> _What is being asked_:
From the entries below, pull out each line where "Spiking" appears.

Items from a figure collection:
-------------------------

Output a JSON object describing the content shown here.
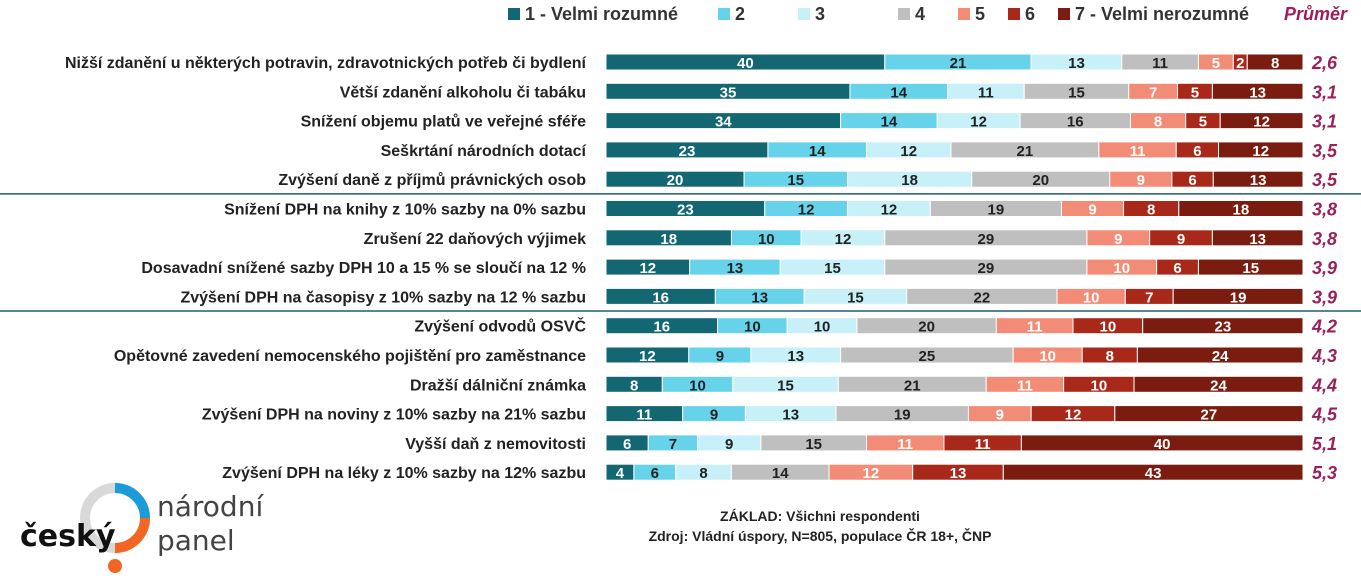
{
  "chart_data": {
    "type": "bar",
    "orientation": "horizontal",
    "stacked": true,
    "percent": true,
    "legend_position": "top",
    "grid": false,
    "series": [
      {
        "name": "1 - Velmi rozumné",
        "color": "#136773"
      },
      {
        "name": "2",
        "color": "#66D3EA"
      },
      {
        "name": "3",
        "color": "#C8F0F8"
      },
      {
        "name": "4",
        "color": "#BFBFBF"
      },
      {
        "name": "5",
        "color": "#F28C76"
      },
      {
        "name": "6",
        "color": "#A8281A"
      },
      {
        "name": "7 - Velmi nerozumné",
        "color": "#7A1C10"
      }
    ],
    "average_header": "Průměr",
    "average_color": "#9B1F5A",
    "categories": [
      "Nižší zdanění u některých potravin, zdravotnických potřeb či bydlení",
      "Větší zdanění alkoholu či tabáku",
      "Snížení objemu platů ve veřejné sféře",
      "Seškrtání národních dotací",
      "Zvýšení daně z příjmů právnických osob",
      "Snížení DPH na knihy z 10% sazby na 0% sazbu",
      "Zrušení 22 daňových výjimek",
      "Dosavadní snížené sazby DPH 10 a 15 % se sloučí na 12 %",
      "Zvýšení DPH na časopisy z 10% sazby na 12 % sazbu",
      "Zvýšení odvodů OSVČ",
      "Opětovné zavedení nemocenského pojištění pro zaměstnance",
      "Dražší dálniční známka",
      "Zvýšení DPH na noviny z 10% sazby na 21% sazbu",
      "Vyšší daň z nemovitosti",
      "Zvýšení DPH na léky z 10% sazby na 12% sazbu"
    ],
    "values": [
      [
        40,
        21,
        13,
        11,
        5,
        2,
        8
      ],
      [
        35,
        14,
        11,
        15,
        7,
        5,
        13
      ],
      [
        34,
        14,
        12,
        16,
        8,
        5,
        12
      ],
      [
        23,
        14,
        12,
        21,
        11,
        6,
        12
      ],
      [
        20,
        15,
        18,
        20,
        9,
        6,
        13
      ],
      [
        23,
        12,
        12,
        19,
        9,
        8,
        18
      ],
      [
        18,
        10,
        12,
        29,
        9,
        9,
        13
      ],
      [
        12,
        13,
        15,
        29,
        10,
        6,
        15
      ],
      [
        16,
        13,
        15,
        22,
        10,
        7,
        19
      ],
      [
        16,
        10,
        10,
        20,
        11,
        10,
        23
      ],
      [
        12,
        9,
        13,
        25,
        10,
        8,
        24
      ],
      [
        8,
        10,
        15,
        21,
        11,
        10,
        24
      ],
      [
        11,
        9,
        13,
        19,
        9,
        12,
        27
      ],
      [
        6,
        7,
        9,
        15,
        11,
        11,
        40
      ],
      [
        4,
        6,
        8,
        14,
        12,
        13,
        43
      ]
    ],
    "averages": [
      "2,6",
      "3,1",
      "3,1",
      "3,5",
      "3,5",
      "3,8",
      "3,8",
      "3,9",
      "3,9",
      "4,2",
      "4,3",
      "4,4",
      "4,5",
      "5,1",
      "5,3"
    ],
    "group_separators_after_row": [
      4,
      8
    ]
  },
  "footer": {
    "base": "ZÁKLAD: Všichni respondenti",
    "source": "Zdroj: Vládní úspory, N=805, populace ČR 18+, ČNP"
  },
  "logo": {
    "word1": "český",
    "word2": "národní",
    "word3": "panel",
    "colors": {
      "blue": "#1B9BD7",
      "orange": "#F26522",
      "gray": "#D9D9D9"
    }
  }
}
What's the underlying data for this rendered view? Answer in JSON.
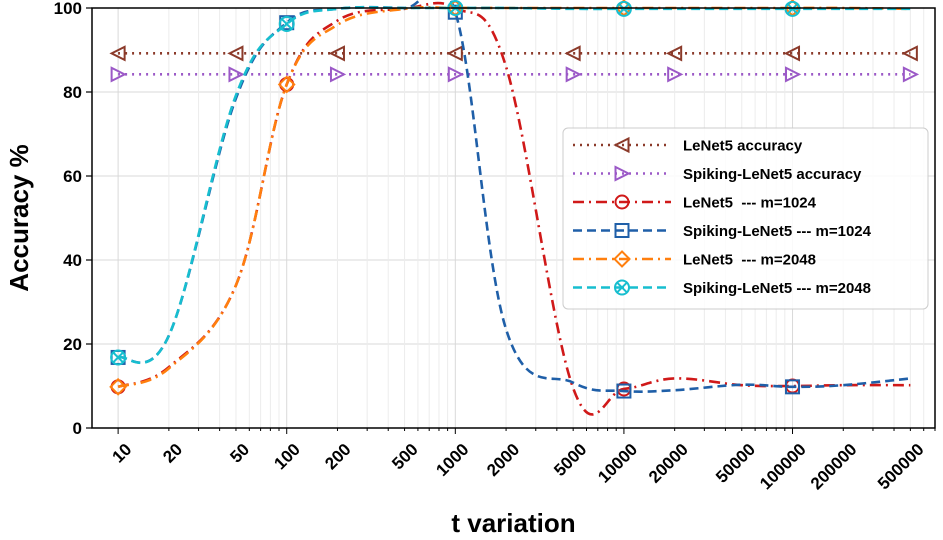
{
  "chart_data": {
    "type": "line",
    "title": "",
    "xlabel": "t variation",
    "ylabel": "Accuracy %",
    "x_scale": "log",
    "categories": [
      "10",
      "20",
      "50",
      "100",
      "200",
      "500",
      "1000",
      "2000",
      "5000",
      "10000",
      "20000",
      "50000",
      "100000",
      "200000",
      "500000"
    ],
    "x": [
      10,
      20,
      50,
      100,
      200,
      500,
      1000,
      2000,
      5000,
      10000,
      20000,
      50000,
      100000,
      200000,
      500000
    ],
    "ylim": [
      0,
      100
    ],
    "yticks": [
      "0",
      "20",
      "40",
      "60",
      "80",
      "100"
    ],
    "grid": true,
    "legend_position": "center-right",
    "series": [
      {
        "name": "LeNet5 accuracy",
        "color": "#8B3A2A",
        "linestyle": "dotted",
        "marker": "triangle-left",
        "marker_every": 2,
        "values": [
          89.2,
          89.2,
          89.2,
          89.2,
          89.2,
          89.2,
          89.2,
          89.2,
          89.2,
          89.2,
          89.2,
          89.2,
          89.2,
          89.2,
          89.2
        ]
      },
      {
        "name": "Spiking-LeNet5 accuracy",
        "color": "#9B59C7",
        "linestyle": "dotted",
        "marker": "triangle-right",
        "marker_every": 2,
        "values": [
          84.2,
          84.2,
          84.2,
          84.2,
          84.2,
          84.2,
          84.2,
          84.2,
          84.2,
          84.2,
          84.2,
          84.2,
          84.2,
          84.2,
          84.2
        ]
      },
      {
        "name": "LeNet5  --- m=1024",
        "color": "#D01919",
        "linestyle": "dashdot",
        "marker": "circle",
        "marker_every": 3,
        "values": [
          9.8,
          14.5,
          34.0,
          81.8,
          97.0,
          99.8,
          100,
          86.0,
          9.5,
          9.3,
          11.8,
          10.2,
          10.0,
          10.2,
          10.2
        ]
      },
      {
        "name": "Spiking-LeNet5 --- m=1024",
        "color": "#1F5FA8",
        "linestyle": "dashed",
        "marker": "square",
        "marker_every": 3,
        "values": [
          16.8,
          22.0,
          78.5,
          96.5,
          99.8,
          100,
          99.0,
          23.5,
          10.8,
          8.8,
          9.0,
          10.3,
          9.8,
          10.2,
          11.8
        ]
      },
      {
        "name": "LeNet5  --- m=2048",
        "color": "#FF7F0E",
        "linestyle": "dashdot",
        "marker": "diamond",
        "marker_every": 3,
        "values": [
          9.8,
          14.2,
          34.0,
          81.8,
          96.0,
          99.8,
          100,
          100,
          100,
          100,
          100,
          100,
          100,
          100,
          99.8
        ]
      },
      {
        "name": "Spiking-LeNet5 --- m=2048",
        "color": "#17BECF",
        "linestyle": "dashed",
        "marker": "x-circle",
        "marker_every": 3,
        "values": [
          16.8,
          22.0,
          79.2,
          96.2,
          99.8,
          100,
          100,
          100,
          99.8,
          99.8,
          99.8,
          99.8,
          99.8,
          99.8,
          99.8
        ]
      }
    ]
  }
}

-------------------------

> _Output for this exercise_:
        "name": "Spiking-LeNet5 accuracy",
        "name": "Spiking-LeNet5 --- m=1024",
        "name": "Spiking-LeNet5 --- m=2048",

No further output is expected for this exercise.